▶ [The data]:
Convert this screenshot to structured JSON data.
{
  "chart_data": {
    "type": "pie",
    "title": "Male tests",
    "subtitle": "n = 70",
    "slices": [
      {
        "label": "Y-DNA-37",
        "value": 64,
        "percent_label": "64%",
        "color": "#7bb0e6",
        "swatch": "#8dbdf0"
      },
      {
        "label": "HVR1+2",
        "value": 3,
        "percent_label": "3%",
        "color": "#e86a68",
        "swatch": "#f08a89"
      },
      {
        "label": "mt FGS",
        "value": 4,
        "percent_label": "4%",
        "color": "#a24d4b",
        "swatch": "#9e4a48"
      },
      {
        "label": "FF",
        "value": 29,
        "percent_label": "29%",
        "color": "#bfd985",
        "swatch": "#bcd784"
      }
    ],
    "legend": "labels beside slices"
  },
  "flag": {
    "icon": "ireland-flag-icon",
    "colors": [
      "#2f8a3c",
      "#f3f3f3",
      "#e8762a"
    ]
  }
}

▶ [Aim of the exercise]:
Locate all lines in the listing above with the word "slices" and copy them.

▶ [Completed task]:
    "slices": [
    "legend": "labels beside slices"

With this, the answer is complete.